[Collected data entries]
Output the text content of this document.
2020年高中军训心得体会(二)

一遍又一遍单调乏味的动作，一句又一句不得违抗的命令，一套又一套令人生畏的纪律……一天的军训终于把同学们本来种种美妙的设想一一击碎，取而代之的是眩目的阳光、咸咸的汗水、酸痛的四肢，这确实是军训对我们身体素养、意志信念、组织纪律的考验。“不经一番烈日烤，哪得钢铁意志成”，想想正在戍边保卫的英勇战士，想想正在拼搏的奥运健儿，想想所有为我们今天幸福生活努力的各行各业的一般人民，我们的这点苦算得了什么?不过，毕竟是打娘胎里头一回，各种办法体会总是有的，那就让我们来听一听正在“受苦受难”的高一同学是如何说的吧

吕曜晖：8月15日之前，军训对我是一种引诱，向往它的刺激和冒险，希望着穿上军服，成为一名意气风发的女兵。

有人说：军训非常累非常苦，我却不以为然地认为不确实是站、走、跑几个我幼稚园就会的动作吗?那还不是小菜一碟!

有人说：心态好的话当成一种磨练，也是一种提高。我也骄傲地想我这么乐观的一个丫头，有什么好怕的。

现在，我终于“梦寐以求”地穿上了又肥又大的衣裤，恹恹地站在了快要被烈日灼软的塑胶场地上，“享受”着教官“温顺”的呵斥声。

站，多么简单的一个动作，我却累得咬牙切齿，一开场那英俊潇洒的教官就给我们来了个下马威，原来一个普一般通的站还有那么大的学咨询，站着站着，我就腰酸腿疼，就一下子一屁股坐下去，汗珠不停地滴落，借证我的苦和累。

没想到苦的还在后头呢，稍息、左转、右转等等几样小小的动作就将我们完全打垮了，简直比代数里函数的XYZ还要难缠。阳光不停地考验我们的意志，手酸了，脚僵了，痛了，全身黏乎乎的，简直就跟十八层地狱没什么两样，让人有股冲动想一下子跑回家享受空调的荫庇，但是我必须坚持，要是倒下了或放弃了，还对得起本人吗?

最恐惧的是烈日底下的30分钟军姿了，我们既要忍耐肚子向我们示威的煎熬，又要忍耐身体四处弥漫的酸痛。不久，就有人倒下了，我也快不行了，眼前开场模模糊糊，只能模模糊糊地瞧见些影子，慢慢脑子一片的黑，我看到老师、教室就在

==

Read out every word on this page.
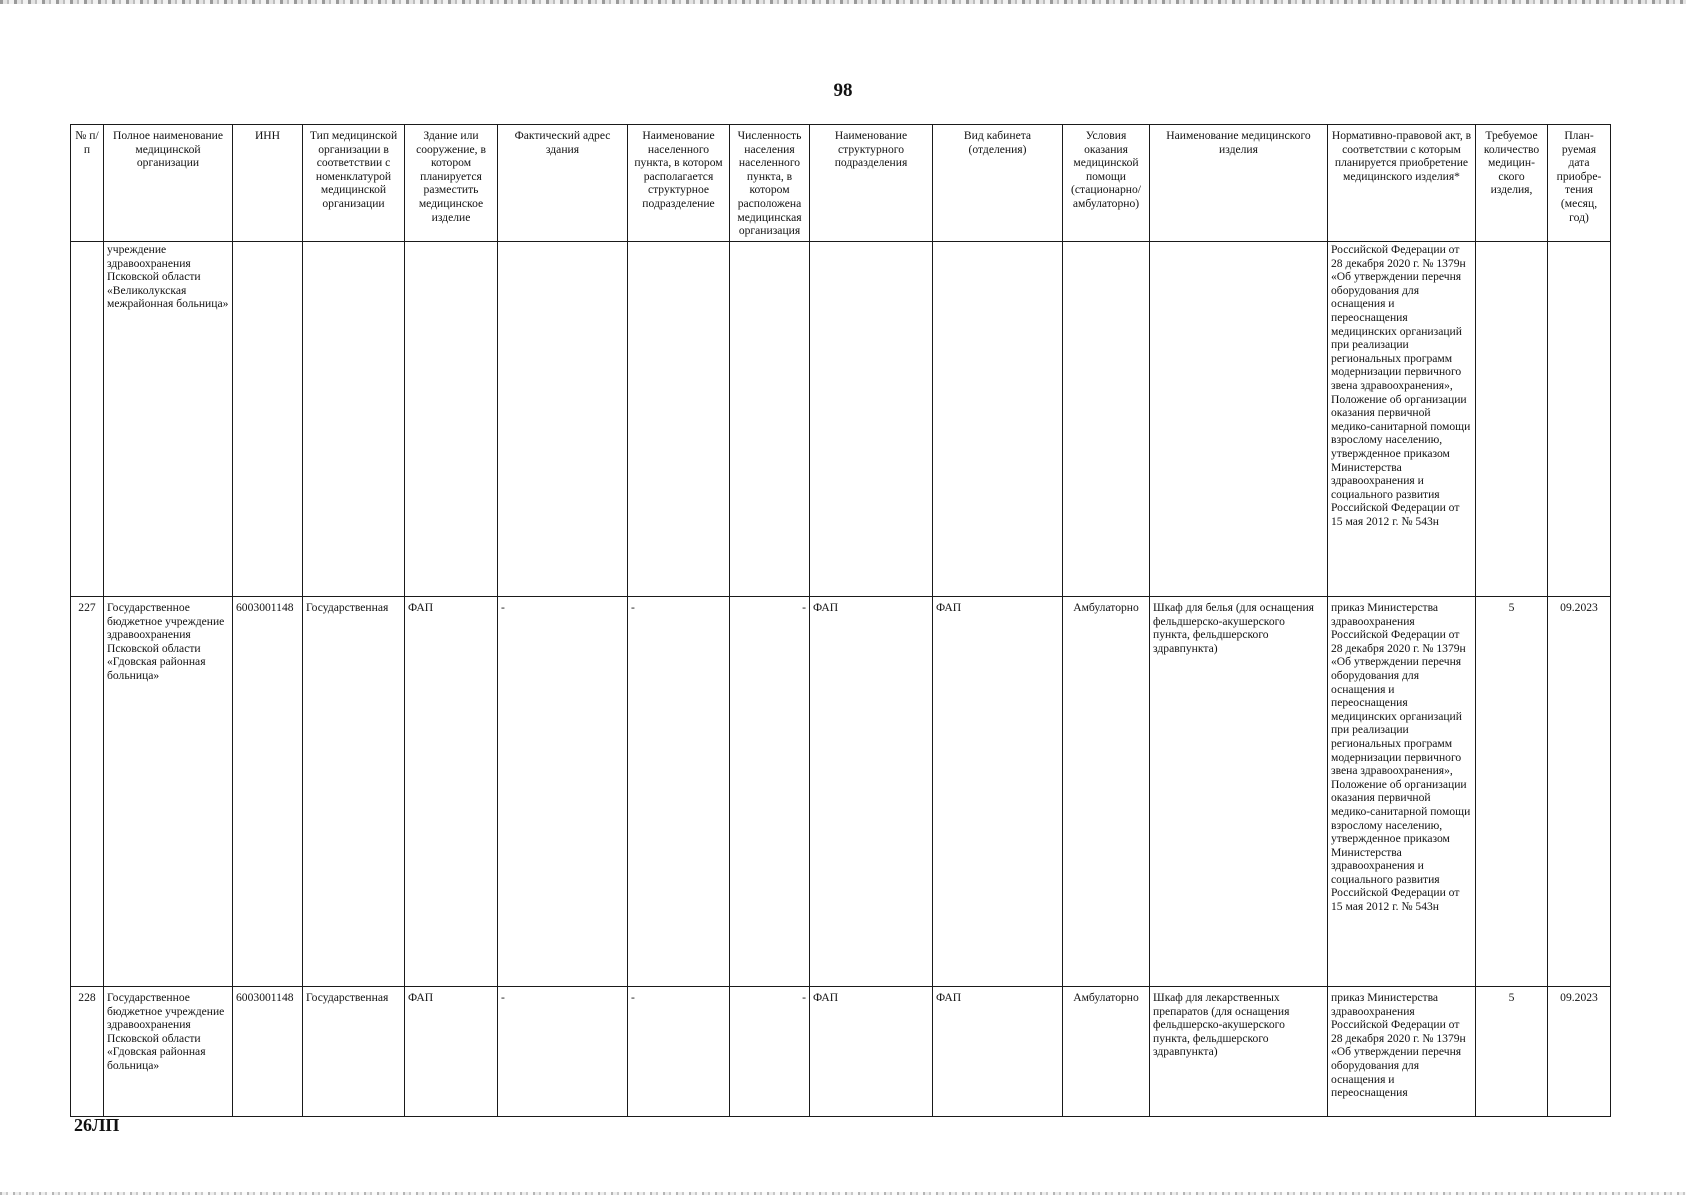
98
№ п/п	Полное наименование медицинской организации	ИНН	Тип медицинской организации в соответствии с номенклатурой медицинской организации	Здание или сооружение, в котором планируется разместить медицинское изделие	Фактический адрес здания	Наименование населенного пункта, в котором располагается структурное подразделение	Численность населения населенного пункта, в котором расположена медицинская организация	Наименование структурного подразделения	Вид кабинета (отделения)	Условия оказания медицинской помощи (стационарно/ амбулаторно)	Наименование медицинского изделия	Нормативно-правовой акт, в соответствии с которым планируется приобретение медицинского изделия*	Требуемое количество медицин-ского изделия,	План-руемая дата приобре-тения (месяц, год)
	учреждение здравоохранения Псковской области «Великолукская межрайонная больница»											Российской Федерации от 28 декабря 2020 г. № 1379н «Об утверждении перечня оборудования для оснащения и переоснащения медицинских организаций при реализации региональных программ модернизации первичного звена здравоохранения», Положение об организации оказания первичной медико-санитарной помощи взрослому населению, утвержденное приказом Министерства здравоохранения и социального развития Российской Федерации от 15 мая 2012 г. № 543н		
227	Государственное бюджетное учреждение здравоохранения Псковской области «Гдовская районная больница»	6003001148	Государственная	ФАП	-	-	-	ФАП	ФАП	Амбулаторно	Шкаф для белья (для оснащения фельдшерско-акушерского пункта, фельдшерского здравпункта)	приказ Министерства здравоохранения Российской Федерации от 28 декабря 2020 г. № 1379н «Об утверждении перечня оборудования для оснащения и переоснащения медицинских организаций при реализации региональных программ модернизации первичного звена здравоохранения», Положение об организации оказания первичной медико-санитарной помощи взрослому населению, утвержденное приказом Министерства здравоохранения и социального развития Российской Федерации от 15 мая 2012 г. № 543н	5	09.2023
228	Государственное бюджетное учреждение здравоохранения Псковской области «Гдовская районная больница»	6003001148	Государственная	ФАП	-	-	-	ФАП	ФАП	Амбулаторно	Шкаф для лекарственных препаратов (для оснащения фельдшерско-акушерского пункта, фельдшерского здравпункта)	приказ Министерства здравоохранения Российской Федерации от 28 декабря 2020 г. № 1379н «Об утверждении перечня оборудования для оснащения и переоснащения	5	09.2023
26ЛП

> [DIRECTIONS] Say how many lines in the listing above include "бюджетное". Give nothing but the number.

> [EXERCISE RESPONSE] 2